Image element box records
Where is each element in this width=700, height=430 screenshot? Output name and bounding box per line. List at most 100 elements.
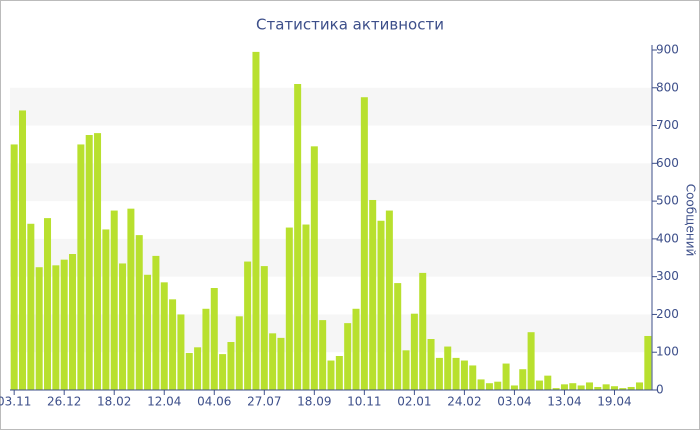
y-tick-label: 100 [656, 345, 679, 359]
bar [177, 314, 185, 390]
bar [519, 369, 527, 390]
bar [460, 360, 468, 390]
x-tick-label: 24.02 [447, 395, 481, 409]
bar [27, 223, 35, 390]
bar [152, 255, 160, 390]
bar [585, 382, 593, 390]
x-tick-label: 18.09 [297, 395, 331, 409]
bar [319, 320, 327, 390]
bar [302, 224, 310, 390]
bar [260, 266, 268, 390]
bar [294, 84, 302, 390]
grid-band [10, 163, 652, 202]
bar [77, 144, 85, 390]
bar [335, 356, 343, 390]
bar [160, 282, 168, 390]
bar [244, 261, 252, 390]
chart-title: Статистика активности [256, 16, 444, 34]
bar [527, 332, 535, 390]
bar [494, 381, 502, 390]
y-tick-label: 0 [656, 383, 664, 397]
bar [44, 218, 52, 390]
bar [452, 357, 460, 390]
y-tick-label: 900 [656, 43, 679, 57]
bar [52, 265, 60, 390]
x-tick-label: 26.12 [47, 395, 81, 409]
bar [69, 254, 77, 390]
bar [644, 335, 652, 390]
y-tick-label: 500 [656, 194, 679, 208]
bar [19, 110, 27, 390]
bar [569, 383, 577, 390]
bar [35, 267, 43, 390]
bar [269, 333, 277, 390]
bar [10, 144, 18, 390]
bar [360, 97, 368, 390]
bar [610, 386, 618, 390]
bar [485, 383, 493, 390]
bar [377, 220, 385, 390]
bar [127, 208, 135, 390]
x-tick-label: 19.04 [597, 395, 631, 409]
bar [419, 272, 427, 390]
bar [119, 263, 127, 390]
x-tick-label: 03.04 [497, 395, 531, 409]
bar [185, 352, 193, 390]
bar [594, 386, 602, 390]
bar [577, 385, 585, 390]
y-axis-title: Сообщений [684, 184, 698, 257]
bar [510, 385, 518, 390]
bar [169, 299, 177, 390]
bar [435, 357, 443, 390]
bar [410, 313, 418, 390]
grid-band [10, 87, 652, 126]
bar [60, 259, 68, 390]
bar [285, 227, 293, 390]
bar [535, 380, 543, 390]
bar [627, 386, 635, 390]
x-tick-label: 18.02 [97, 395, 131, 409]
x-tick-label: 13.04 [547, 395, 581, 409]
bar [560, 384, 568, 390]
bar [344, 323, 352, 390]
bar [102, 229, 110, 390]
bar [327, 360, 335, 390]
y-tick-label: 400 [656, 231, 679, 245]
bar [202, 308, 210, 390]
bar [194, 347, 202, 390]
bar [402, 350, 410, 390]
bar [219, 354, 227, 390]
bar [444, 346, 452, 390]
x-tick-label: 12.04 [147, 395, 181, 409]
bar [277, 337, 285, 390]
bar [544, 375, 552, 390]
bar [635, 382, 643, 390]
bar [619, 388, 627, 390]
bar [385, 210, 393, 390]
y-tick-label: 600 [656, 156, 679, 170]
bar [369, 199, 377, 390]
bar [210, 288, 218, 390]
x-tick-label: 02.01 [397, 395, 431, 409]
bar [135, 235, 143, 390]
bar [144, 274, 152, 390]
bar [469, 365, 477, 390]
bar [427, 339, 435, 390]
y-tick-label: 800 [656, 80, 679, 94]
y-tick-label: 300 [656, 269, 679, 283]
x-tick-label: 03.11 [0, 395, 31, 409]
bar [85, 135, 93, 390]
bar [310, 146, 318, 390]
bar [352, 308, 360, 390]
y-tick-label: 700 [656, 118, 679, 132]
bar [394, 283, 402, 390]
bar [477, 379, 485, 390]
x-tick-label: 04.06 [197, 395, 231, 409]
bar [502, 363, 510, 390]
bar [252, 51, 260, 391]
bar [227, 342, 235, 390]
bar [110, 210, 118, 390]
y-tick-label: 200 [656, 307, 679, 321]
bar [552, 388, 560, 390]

● **EXERCISE GOAL**:
Turn the lines of the records into a numbered list, skipping any blank lines. Leave out the pictures.

● **OUTPUT FOR THIS EXERCISE**:
1. Where is each element in this width=700, height=430 screenshot? Output name and bounding box per line. List at most 100 elements.
2. y-tick-label: 100 [656, 345, 679, 359]
3. bar [177, 314, 185, 390]
4. bar [519, 369, 527, 390]
5. bar [460, 360, 468, 390]
6. x-tick-label: 24.02 [447, 395, 481, 409]
7. bar [27, 223, 35, 390]
8. bar [152, 255, 160, 390]
9. bar [585, 382, 593, 390]
10. x-tick-label: 18.09 [297, 395, 331, 409]
11. bar [319, 320, 327, 390]
12. bar [302, 224, 310, 390]
13. bar [260, 266, 268, 390]
14. bar [294, 84, 302, 390]
15. grid-band [10, 163, 652, 202]
16. bar [77, 144, 85, 390]
17. bar [335, 356, 343, 390]
18. bar [160, 282, 168, 390]
19. bar [244, 261, 252, 390]
20. chart-title: Статистика активности [256, 16, 444, 34]
21. bar [527, 332, 535, 390]
22. bar [494, 381, 502, 390]
23. y-tick-label: 0 [656, 383, 664, 397]
24. bar [44, 218, 52, 390]
25. bar [452, 357, 460, 390]
26. y-tick-label: 900 [656, 43, 679, 57]
27. bar [52, 265, 60, 390]
28. x-tick-label: 26.12 [47, 395, 81, 409]
29. bar [69, 254, 77, 390]
30. bar [644, 335, 652, 390]
31. y-tick-label: 500 [656, 194, 679, 208]
32. bar [19, 110, 27, 390]
33. bar [569, 383, 577, 390]
34. bar [35, 267, 43, 390]
35. bar [269, 333, 277, 390]
36. bar [10, 144, 18, 390]
37. bar [360, 97, 368, 390]
38. bar [610, 386, 618, 390]
39. bar [485, 383, 493, 390]
40. bar [377, 220, 385, 390]
41. bar [127, 208, 135, 390]
42. x-tick-label: 19.04 [597, 395, 631, 409]
43. bar [419, 272, 427, 390]
44. bar [119, 263, 127, 390]
45. x-tick-label: 03.04 [497, 395, 531, 409]
46. bar [185, 352, 193, 390]
47. bar [594, 386, 602, 390]
48. bar [577, 385, 585, 390]
49. y-axis-title: Сообщений [684, 184, 698, 257]
50. bar [510, 385, 518, 390]
51. bar [169, 299, 177, 390]
52. bar [435, 357, 443, 390]
53. bar [410, 313, 418, 390]
54. grid-band [10, 87, 652, 126]
55. bar [60, 259, 68, 390]
56. bar [285, 227, 293, 390]
57. bar [535, 380, 543, 390]
58. bar [627, 386, 635, 390]
59. x-tick-label: 18.02 [97, 395, 131, 409]
60. x-tick-label: 13.04 [547, 395, 581, 409]
61. bar [560, 384, 568, 390]
62. bar [344, 323, 352, 390]
63. bar [102, 229, 110, 390]
64. bar [327, 360, 335, 390]
65. y-tick-label: 400 [656, 231, 679, 245]
66. bar [202, 308, 210, 390]
67. bar [194, 347, 202, 390]
68. bar [402, 350, 410, 390]
69. bar [219, 354, 227, 390]
70. bar [444, 346, 452, 390]
71. x-tick-label: 12.04 [147, 395, 181, 409]
72. bar [277, 337, 285, 390]
73. bar [544, 375, 552, 390]
74. bar [635, 382, 643, 390]
75. bar [619, 388, 627, 390]
76. bar [385, 210, 393, 390]
77. y-tick-label: 600 [656, 156, 679, 170]
78. bar [369, 199, 377, 390]
79. bar [210, 288, 218, 390]
80. x-tick-label: 02.01 [397, 395, 431, 409]
81. bar [135, 235, 143, 390]
82. bar [144, 274, 152, 390]
83. bar [469, 365, 477, 390]
84. bar [427, 339, 435, 390]
85. y-tick-label: 800 [656, 80, 679, 94]
86. y-tick-label: 300 [656, 269, 679, 283]
87. x-tick-label: 03.11 [0, 395, 31, 409]
88. bar [85, 135, 93, 390]
89. bar [310, 146, 318, 390]
90. bar [352, 308, 360, 390]
91. y-tick-label: 700 [656, 118, 679, 132]
92. bar [394, 283, 402, 390]
93. bar [477, 379, 485, 390]
94. x-tick-label: 04.06 [197, 395, 231, 409]
95. bar [502, 363, 510, 390]
96. bar [252, 51, 260, 391]
97. bar [227, 342, 235, 390]
98. bar [110, 210, 118, 390]
99. y-tick-label: 200 [656, 307, 679, 321]
100. bar [552, 388, 560, 390]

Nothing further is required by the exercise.